**Problem to work on:**
Copy every entry precisely.
┌─ Records for this task
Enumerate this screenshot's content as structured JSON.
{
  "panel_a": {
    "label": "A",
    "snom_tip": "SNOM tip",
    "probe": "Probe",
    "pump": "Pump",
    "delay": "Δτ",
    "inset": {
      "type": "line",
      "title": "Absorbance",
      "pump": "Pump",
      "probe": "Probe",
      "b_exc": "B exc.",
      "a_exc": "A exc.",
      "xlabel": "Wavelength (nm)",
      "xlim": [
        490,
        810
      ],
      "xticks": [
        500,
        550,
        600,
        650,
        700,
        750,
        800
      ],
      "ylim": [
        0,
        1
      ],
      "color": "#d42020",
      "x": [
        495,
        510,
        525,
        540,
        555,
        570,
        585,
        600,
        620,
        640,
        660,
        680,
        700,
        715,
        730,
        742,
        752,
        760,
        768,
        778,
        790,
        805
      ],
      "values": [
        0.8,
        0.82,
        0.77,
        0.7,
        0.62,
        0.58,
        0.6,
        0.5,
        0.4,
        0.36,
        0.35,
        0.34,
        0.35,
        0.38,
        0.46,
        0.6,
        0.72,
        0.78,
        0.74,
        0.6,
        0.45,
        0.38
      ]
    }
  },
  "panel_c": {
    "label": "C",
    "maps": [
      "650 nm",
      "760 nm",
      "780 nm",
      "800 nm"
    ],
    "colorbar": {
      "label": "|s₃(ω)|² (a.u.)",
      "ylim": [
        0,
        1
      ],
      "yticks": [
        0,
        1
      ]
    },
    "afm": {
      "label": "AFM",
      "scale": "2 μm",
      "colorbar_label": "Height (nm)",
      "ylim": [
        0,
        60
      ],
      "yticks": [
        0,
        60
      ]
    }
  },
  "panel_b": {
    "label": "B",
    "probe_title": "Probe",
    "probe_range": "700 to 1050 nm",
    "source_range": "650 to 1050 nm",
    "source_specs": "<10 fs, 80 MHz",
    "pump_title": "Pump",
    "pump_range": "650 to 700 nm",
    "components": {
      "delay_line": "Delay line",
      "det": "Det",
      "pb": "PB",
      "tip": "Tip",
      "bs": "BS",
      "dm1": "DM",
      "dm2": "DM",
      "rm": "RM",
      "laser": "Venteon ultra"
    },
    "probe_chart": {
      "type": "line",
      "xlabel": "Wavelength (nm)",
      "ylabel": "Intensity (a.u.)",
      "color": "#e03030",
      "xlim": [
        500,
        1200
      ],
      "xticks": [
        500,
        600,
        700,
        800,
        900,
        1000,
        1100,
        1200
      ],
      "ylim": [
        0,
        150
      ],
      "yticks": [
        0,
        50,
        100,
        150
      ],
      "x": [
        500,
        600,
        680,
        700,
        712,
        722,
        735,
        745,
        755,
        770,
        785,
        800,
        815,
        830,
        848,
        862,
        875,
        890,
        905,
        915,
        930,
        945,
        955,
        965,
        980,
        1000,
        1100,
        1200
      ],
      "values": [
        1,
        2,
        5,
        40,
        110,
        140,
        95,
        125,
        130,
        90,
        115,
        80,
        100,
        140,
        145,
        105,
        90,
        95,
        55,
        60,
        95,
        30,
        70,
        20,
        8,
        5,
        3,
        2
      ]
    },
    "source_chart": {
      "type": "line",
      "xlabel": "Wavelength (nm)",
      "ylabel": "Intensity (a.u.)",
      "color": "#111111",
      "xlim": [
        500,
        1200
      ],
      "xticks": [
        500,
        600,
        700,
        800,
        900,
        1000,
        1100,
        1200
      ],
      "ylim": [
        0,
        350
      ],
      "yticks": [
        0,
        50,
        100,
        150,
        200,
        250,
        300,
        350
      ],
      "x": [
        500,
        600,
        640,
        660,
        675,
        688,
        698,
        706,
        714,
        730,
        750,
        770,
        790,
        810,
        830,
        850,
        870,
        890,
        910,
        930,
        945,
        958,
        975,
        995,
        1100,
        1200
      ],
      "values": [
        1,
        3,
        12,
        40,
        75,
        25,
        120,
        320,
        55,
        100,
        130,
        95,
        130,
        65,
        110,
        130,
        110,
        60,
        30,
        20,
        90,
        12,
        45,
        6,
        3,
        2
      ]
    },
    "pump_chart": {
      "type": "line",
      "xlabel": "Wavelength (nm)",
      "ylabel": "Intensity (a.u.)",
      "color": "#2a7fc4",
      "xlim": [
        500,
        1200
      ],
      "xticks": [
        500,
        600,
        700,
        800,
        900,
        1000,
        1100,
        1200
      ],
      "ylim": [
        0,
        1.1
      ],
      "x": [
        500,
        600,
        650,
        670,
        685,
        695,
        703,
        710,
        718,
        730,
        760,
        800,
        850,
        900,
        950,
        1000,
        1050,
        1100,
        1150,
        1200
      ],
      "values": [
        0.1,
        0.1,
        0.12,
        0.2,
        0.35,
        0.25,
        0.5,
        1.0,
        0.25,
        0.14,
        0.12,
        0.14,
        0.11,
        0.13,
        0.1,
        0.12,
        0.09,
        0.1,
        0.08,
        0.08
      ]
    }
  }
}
└─
**Answer to this exercise:**
Enumerate this screenshot's content as structured JSON.
{
  "panel_a": {
    "label": "A",
    "snom_tip": "SNOM tip",
    "probe": "Probe",
    "pump": "Pump",
    "delay": "Δτ",
    "inset": {
      "type": "line",
      "title": "Absorbance",
      "pump": "Pump",
      "probe": "Probe",
      "b_exc": "B exc.",
      "a_exc": "A exc.",
      "xlabel": "Wavelength (nm)",
      "xlim": [
        490,
        810
      ],
      "xticks": [
        500,
        550,
        600,
        650,
        700,
        750,
        800
      ],
      "ylim": [
        0,
        1
      ],
      "color": "#d42020",
      "x": [
        495,
        510,
        525,
        540,
        555,
        570,
        585,
        600,
        620,
        640,
        660,
        680,
        700,
        715,
        730,
        742,
        752,
        760,
        768,
        778,
        790,
        805
      ],
      "values": [
        0.8,
        0.82,
        0.77,
        0.7,
        0.62,
        0.58,
        0.6,
        0.5,
        0.4,
        0.36,
        0.35,
        0.34,
        0.35,
        0.38,
        0.46,
        0.6,
        0.72,
        0.78,
        0.74,
        0.6,
        0.45,
        0.38
      ]
    }
  },
  "panel_c": {
    "label": "C",
    "maps": [
      "650 nm",
      "760 nm",
      "780 nm",
      "800 nm"
    ],
    "colorbar": {
      "label": "|s₃(ω)|² (a.u.)",
      "ylim": [
        0,
        1
      ],
      "yticks": [
        0,
        1
      ]
    },
    "afm": {
      "label": "AFM",
      "scale": "2 μm",
      "colorbar_label": "Height (nm)",
      "ylim": [
        0,
        60
      ],
      "yticks": [
        0,
        60
      ]
    }
  },
  "panel_b": {
    "label": "B",
    "probe_title": "Probe",
    "probe_range": "700 to 1050 nm",
    "source_range": "650 to 1050 nm",
    "source_specs": "<10 fs, 80 MHz",
    "pump_title": "Pump",
    "pump_range": "650 to 700 nm",
    "components": {
      "delay_line": "Delay line",
      "det": "Det",
      "pb": "PB",
      "tip": "Tip",
      "bs": "BS",
      "dm1": "DM",
      "dm2": "DM",
      "rm": "RM",
      "laser": "Venteon ultra"
    },
    "probe_chart": {
      "type": "line",
      "xlabel": "Wavelength (nm)",
      "ylabel": "Intensity (a.u.)",
      "color": "#e03030",
      "xlim": [
        500,
        1200
      ],
      "xticks": [
        500,
        600,
        700,
        800,
        900,
        1000,
        1100,
        1200
      ],
      "ylim": [
        0,
        150
      ],
      "yticks": [
        0,
        50,
        100,
        150
      ],
      "x": [
        500,
        600,
        680,
        700,
        712,
        722,
        735,
        745,
        755,
        770,
        785,
        800,
        815,
        830,
        848,
        862,
        875,
        890,
        905,
        915,
        930,
        945,
        955,
        965,
        980,
        1000,
        1100,
        1200
      ],
      "values": [
        1,
        2,
        5,
        40,
        110,
        140,
        95,
        125,
        130,
        90,
        115,
        80,
        100,
        140,
        145,
        105,
        90,
        95,
        55,
        60,
        95,
        30,
        70,
        20,
        8,
        5,
        3,
        2
      ]
    },
    "source_chart": {
      "type": "line",
      "xlabel": "Wavelength (nm)",
      "ylabel": "Intensity (a.u.)",
      "color": "#111111",
      "xlim": [
        500,
        1200
      ],
      "xticks": [
        500,
        600,
        700,
        800,
        900,
        1000,
        1100,
        1200
      ],
      "ylim": [
        0,
        350
      ],
      "yticks": [
        0,
        50,
        100,
        150,
        200,
        250,
        300,
        350
      ],
      "x": [
        500,
        600,
        640,
        660,
        675,
        688,
        698,
        706,
        714,
        730,
        750,
        770,
        790,
        810,
        830,
        850,
        870,
        890,
        910,
        930,
        945,
        958,
        975,
        995,
        1100,
        1200
      ],
      "values": [
        1,
        3,
        12,
        40,
        75,
        25,
        120,
        320,
        55,
        100,
        130,
        95,
        130,
        65,
        110,
        130,
        110,
        60,
        30,
        20,
        90,
        12,
        45,
        6,
        3,
        2
      ]
    },
    "pump_chart": {
      "type": "line",
      "xlabel": "Wavelength (nm)",
      "ylabel": "Intensity (a.u.)",
      "color": "#2a7fc4",
      "xlim": [
        500,
        1200
      ],
      "xticks": [
        500,
        600,
        700,
        800,
        900,
        1000,
        1100,
        1200
      ],
      "ylim": [
        0,
        1.1
      ],
      "x": [
        500,
        600,
        650,
        670,
        685,
        695,
        703,
        710,
        718,
        730,
        760,
        800,
        850,
        900,
        950,
        1000,
        1050,
        1100,
        1150,
        1200
      ],
      "values": [
        0.1,
        0.1,
        0.12,
        0.2,
        0.35,
        0.25,
        0.5,
        1.0,
        0.25,
        0.14,
        0.12,
        0.14,
        0.11,
        0.13,
        0.1,
        0.12,
        0.09,
        0.1,
        0.08,
        0.08
      ]
    }
  }
}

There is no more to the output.